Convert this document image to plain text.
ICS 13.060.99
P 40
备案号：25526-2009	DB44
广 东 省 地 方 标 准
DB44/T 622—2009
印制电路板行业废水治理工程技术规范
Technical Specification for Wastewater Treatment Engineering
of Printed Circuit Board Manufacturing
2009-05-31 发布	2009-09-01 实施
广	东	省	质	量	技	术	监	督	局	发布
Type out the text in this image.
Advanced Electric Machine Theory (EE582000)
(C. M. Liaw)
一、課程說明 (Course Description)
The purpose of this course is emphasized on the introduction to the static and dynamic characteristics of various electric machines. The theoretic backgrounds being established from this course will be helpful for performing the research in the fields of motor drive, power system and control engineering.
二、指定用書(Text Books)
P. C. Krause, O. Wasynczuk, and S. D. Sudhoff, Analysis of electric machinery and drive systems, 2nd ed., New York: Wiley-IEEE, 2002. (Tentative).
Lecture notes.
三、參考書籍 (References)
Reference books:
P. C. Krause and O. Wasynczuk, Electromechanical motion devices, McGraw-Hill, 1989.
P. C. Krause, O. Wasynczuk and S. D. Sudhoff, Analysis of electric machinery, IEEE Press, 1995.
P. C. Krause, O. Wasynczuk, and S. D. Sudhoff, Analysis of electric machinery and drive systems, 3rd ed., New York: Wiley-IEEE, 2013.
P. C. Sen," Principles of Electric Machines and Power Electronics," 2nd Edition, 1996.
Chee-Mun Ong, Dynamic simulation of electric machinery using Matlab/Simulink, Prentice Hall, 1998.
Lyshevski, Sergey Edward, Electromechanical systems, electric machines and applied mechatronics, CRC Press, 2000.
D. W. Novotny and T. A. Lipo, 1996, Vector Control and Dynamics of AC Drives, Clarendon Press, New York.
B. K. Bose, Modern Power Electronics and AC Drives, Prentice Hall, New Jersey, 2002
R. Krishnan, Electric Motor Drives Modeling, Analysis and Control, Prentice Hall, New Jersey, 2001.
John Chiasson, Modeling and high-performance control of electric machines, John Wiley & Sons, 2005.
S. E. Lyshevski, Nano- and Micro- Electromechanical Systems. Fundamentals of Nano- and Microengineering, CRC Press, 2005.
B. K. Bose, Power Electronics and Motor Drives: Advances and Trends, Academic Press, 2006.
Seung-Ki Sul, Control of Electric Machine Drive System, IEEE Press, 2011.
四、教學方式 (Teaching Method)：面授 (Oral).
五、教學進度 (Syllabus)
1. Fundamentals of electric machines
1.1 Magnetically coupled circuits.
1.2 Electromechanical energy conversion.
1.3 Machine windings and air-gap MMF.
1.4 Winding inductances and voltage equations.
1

^^^^^^^^

Set down every line of the listing above again, exactly as given.

The completed task:
Convert this document image to plain text.
ICS 13.060.99
P 40
备案号：25526-2009	DB44
广 东 省 地 方 标 准
DB44/T 622—2009
印制电路板行业废水治理工程技术规范
Technical Specification for Wastewater Treatment Engineering
of Printed Circuit Board Manufacturing
2009-05-31 发布	2009-09-01 实施
广	东	省	质	量	技	术	监	督	局	发布
Type out the text in this image.
Advanced Electric Machine Theory (EE582000)
(C. M. Liaw)
一、課程說明 (Course Description)
The purpose of this course is emphasized on the introduction to the static and dynamic characteristics of various electric machines. The theoretic backgrounds being established from this course will be helpful for performing the research in the fields of motor drive, power system and control engineering.
二、指定用書(Text Books)
P. C. Krause, O. Wasynczuk, and S. D. Sudhoff, Analysis of electric machinery and drive systems, 2nd ed., New York: Wiley-IEEE, 2002. (Tentative).
Lecture notes.
三、參考書籍 (References)
Reference books:
P. C. Krause and O. Wasynczuk, Electromechanical motion devices, McGraw-Hill, 1989.
P. C. Krause, O. Wasynczuk and S. D. Sudhoff, Analysis of electric machinery, IEEE Press, 1995.
P. C. Krause, O. Wasynczuk, and S. D. Sudhoff, Analysis of electric machinery and drive systems, 3rd ed., New York: Wiley-IEEE, 2013.
P. C. Sen," Principles of Electric Machines and Power Electronics," 2nd Edition, 1996.
Chee-Mun Ong, Dynamic simulation of electric machinery using Matlab/Simulink, Prentice Hall, 1998.
Lyshevski, Sergey Edward, Electromechanical systems, electric machines and applied mechatronics, CRC Press, 2000.
D. W. Novotny and T. A. Lipo, 1996, Vector Control and Dynamics of AC Drives, Clarendon Press, New York.
B. K. Bose, Modern Power Electronics and AC Drives, Prentice Hall, New Jersey, 2002
R. Krishnan, Electric Motor Drives Modeling, Analysis and Control, Prentice Hall, New Jersey, 2001.
John Chiasson, Modeling and high-performance control of electric machines, John Wiley & Sons, 2005.
S. E. Lyshevski, Nano- and Micro- Electromechanical Systems. Fundamentals of Nano- and Microengineering, CRC Press, 2005.
B. K. Bose, Power Electronics and Motor Drives: Advances and Trends, Academic Press, 2006.
Seung-Ki Sul, Control of Electric Machine Drive System, IEEE Press, 2011.
四、教學方式 (Teaching Method)：面授 (Oral).
五、教學進度 (Syllabus)
1. Fundamentals of electric machines
1.1 Magnetically coupled circuits.
1.2 Electromechanical energy conversion.
1.3 Machine windings and air-gap MMF.
1.4 Winding inductances and voltage equations.
1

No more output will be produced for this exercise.